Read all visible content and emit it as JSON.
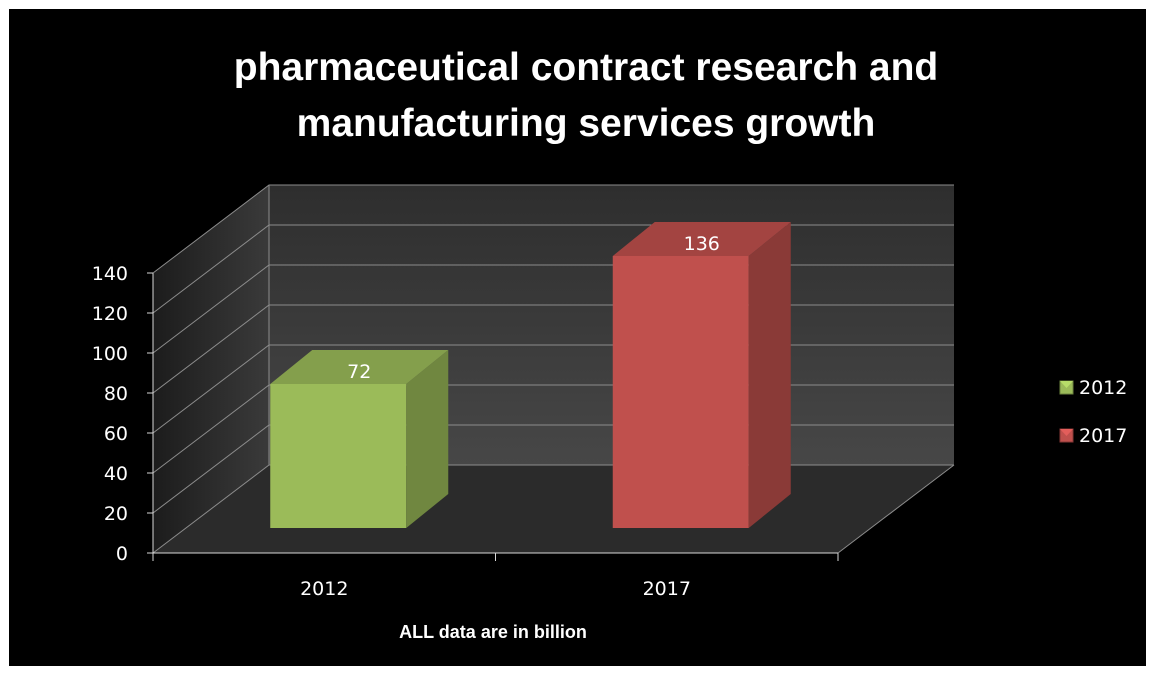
{
  "chart_data": {
    "type": "bar",
    "title": "pharmaceutical  contract research and manufacturing services growth",
    "title_lines": [
      "pharmaceutical  contract research and",
      "manufacturing services growth"
    ],
    "categories": [
      "2012",
      "2017"
    ],
    "values": [
      72,
      136
    ],
    "series": [
      {
        "name": "2012",
        "values": [
          72,
          null
        ],
        "color": "#9bbb59"
      },
      {
        "name": "2017",
        "values": [
          null,
          136
        ],
        "color": "#c0504d"
      }
    ],
    "xlabel": "ALL data are in billion",
    "ylabel": "",
    "ylim": [
      0,
      140
    ],
    "yticks": [
      0,
      20,
      40,
      60,
      80,
      100,
      120,
      140
    ],
    "data_labels": [
      "72",
      "136"
    ],
    "grid": true,
    "legend_position": "right",
    "style": "3d-column",
    "background": "#000000",
    "wall_color": "#3a3a3a",
    "floor_color": "#2b2b2b"
  }
}
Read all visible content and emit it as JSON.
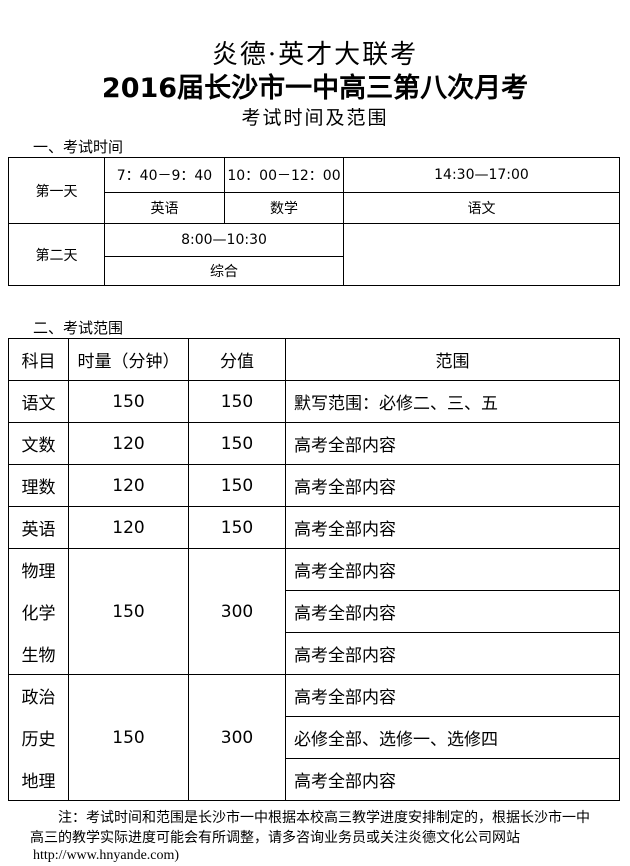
{
  "header": {
    "org": "炎德·英才大联考",
    "title": "2016届长沙市一中高三第八次月考",
    "subtitle": "考试时间及范围"
  },
  "section1": {
    "heading": "一、考试时间",
    "day1": {
      "label": "第一天",
      "slots": [
        {
          "time": "7：40－9：40",
          "subject": "英语"
        },
        {
          "time": "10：00－12：00",
          "subject": "数学"
        },
        {
          "time": "14:30—17:00",
          "subject": "语文"
        }
      ]
    },
    "day2": {
      "label": "第二天",
      "slots": [
        {
          "time": "8:00—10:30",
          "subject": "综合"
        }
      ]
    }
  },
  "section2": {
    "heading": "二、考试范围",
    "headers": [
      "科目",
      "时量（分钟）",
      "分值",
      "范围"
    ],
    "rows": [
      {
        "subject": "语文",
        "time": "150",
        "score": "150",
        "scope": "默写范围：必修二、三、五"
      },
      {
        "subject": "文数",
        "time": "120",
        "score": "150",
        "scope": "高考全部内容"
      },
      {
        "subject": "理数",
        "time": "120",
        "score": "150",
        "scope": "高考全部内容"
      },
      {
        "subject": "英语",
        "time": "120",
        "score": "150",
        "scope": "高考全部内容"
      }
    ],
    "science": {
      "subjects": [
        "物理",
        "化学",
        "生物"
      ],
      "time": "150",
      "score": "300",
      "scopes": [
        "高考全部内容",
        "高考全部内容",
        "高考全部内容"
      ]
    },
    "liberal": {
      "subjects": [
        "政治",
        "历史",
        "地理"
      ],
      "time": "150",
      "score": "300",
      "scopes": [
        "高考全部内容",
        "必修全部、选修一、选修四",
        "高考全部内容"
      ]
    }
  },
  "note": {
    "text": "注：考试时间和范围是长沙市一中根据本校高三教学进度安排制定的，根据长沙市一中高三的教学实际进度可能会有所调整，请多咨询业务员或关注炎德文化公司网站",
    "url": "http://www.hnyande.com)"
  }
}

++++++++++

**Directive:** Each entry should be repeated exactly as it appears; the pictures stay out.

**Final result:**
Read all visible content and emit it as JSON.
{
  "chart_data": {
    "type": "bar",
    "title": "pharmaceutical  contract research and manufacturing services growth",
    "title_lines": [
      "pharmaceutical  contract research and",
      "manufacturing services growth"
    ],
    "categories": [
      "2012",
      "2017"
    ],
    "values": [
      72,
      136
    ],
    "series": [
      {
        "name": "2012",
        "values": [
          72,
          null
        ],
        "color": "#9bbb59"
      },
      {
        "name": "2017",
        "values": [
          null,
          136
        ],
        "color": "#c0504d"
      }
    ],
    "xlabel": "ALL data are in billion",
    "ylabel": "",
    "ylim": [
      0,
      140
    ],
    "yticks": [
      0,
      20,
      40,
      60,
      80,
      100,
      120,
      140
    ],
    "data_labels": [
      "72",
      "136"
    ],
    "grid": true,
    "legend_position": "right",
    "style": "3d-column",
    "background": "#000000",
    "wall_color": "#3a3a3a",
    "floor_color": "#2b2b2b"
  }
}
Read all visible content and emit it as JSON.
{
  "header": {
    "org": "炎德·英才大联考",
    "title": "2016届长沙市一中高三第八次月考",
    "subtitle": "考试时间及范围"
  },
  "section1": {
    "heading": "一、考试时间",
    "day1": {
      "label": "第一天",
      "slots": [
        {
          "time": "7：40－9：40",
          "subject": "英语"
        },
        {
          "time": "10：00－12：00",
          "subject": "数学"
        },
        {
          "time": "14:30—17:00",
          "subject": "语文"
        }
      ]
    },
    "day2": {
      "label": "第二天",
      "slots": [
        {
          "time": "8:00—10:30",
          "subject": "综合"
        }
      ]
    }
  },
  "section2": {
    "heading": "二、考试范围",
    "headers": [
      "科目",
      "时量（分钟）",
      "分值",
      "范围"
    ],
    "rows": [
      {
        "subject": "语文",
        "time": "150",
        "score": "150",
        "scope": "默写范围：必修二、三、五"
      },
      {
        "subject": "文数",
        "time": "120",
        "score": "150",
        "scope": "高考全部内容"
      },
      {
        "subject": "理数",
        "time": "120",
        "score": "150",
        "scope": "高考全部内容"
      },
      {
        "subject": "英语",
        "time": "120",
        "score": "150",
        "scope": "高考全部内容"
      }
    ],
    "science": {
      "subjects": [
        "物理",
        "化学",
        "生物"
      ],
      "time": "150",
      "score": "300",
      "scopes": [
        "高考全部内容",
        "高考全部内容",
        "高考全部内容"
      ]
    },
    "liberal": {
      "subjects": [
        "政治",
        "历史",
        "地理"
      ],
      "time": "150",
      "score": "300",
      "scopes": [
        "高考全部内容",
        "必修全部、选修一、选修四",
        "高考全部内容"
      ]
    }
  },
  "note": {
    "text": "注：考试时间和范围是长沙市一中根据本校高三教学进度安排制定的，根据长沙市一中高三的教学实际进度可能会有所调整，请多咨询业务员或关注炎德文化公司网站",
    "url": "http://www.hnyande.com)"
  }
}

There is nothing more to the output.